THE DATA section start
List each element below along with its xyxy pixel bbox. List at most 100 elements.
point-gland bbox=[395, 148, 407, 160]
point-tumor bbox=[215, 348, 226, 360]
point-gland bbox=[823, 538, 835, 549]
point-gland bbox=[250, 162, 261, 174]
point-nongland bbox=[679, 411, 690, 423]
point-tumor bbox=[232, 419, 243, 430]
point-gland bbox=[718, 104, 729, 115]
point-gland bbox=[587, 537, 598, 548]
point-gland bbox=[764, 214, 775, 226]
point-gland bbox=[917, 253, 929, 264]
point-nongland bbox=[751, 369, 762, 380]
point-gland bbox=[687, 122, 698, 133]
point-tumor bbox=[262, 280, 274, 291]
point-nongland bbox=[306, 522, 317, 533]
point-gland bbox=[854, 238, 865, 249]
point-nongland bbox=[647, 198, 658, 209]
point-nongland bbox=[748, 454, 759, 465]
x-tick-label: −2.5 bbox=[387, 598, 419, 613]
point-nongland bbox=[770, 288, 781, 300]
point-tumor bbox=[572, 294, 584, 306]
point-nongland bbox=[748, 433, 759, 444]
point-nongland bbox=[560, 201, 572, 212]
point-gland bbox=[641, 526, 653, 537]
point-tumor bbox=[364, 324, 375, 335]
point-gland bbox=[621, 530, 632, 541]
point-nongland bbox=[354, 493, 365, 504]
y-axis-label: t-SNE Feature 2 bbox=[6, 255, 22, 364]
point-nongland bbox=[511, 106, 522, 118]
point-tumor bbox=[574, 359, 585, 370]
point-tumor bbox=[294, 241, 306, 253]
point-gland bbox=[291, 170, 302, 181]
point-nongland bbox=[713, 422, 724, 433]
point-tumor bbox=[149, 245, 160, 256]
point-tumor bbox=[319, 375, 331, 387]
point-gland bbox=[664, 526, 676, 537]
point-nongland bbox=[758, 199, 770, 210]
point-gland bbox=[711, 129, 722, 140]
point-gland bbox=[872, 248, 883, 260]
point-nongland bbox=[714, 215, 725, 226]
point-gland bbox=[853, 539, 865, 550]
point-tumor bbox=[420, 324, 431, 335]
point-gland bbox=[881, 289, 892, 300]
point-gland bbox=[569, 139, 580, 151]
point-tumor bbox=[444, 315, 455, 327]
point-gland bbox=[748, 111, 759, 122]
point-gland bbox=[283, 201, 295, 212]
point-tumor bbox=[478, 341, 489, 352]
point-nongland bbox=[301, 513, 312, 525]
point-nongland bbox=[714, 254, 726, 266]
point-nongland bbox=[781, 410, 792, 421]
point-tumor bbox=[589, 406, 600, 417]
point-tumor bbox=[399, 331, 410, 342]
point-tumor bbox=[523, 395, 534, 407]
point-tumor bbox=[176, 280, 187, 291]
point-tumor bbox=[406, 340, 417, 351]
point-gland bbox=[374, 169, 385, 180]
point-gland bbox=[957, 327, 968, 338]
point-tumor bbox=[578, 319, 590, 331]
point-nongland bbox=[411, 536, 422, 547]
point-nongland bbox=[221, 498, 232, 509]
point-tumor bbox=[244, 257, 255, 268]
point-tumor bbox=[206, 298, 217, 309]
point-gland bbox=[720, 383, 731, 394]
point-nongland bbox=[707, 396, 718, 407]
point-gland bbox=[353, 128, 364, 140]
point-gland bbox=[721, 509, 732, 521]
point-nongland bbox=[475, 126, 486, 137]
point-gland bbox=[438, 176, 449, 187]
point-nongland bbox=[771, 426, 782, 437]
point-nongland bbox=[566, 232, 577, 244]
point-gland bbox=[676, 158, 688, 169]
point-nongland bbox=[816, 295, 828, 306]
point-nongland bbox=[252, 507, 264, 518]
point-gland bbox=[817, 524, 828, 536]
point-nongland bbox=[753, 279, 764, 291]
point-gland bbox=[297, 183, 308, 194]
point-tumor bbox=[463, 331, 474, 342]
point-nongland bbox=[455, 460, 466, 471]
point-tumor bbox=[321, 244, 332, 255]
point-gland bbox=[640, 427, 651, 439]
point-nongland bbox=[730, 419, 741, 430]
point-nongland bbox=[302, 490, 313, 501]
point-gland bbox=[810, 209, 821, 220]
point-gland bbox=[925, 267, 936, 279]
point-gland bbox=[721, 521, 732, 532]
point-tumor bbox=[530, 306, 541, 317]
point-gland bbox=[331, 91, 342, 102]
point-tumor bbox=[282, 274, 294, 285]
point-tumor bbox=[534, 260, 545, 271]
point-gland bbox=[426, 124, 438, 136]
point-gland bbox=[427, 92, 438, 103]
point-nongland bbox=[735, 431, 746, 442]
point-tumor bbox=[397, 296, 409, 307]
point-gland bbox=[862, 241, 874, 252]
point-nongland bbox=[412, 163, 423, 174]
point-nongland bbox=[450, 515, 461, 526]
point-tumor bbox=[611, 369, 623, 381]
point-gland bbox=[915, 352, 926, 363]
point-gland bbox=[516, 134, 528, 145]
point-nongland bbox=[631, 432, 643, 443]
THE DATA section end
> PROBLEM DETAILS: All the lines that hold the word "label" must appear in the answer, copied from the records.

> OUTPUT OF THE EXERCISE:
x-tick-label: −2.5 bbox=[387, 598, 419, 613]
y-axis-label: t-SNE Feature 2 bbox=[6, 255, 22, 364]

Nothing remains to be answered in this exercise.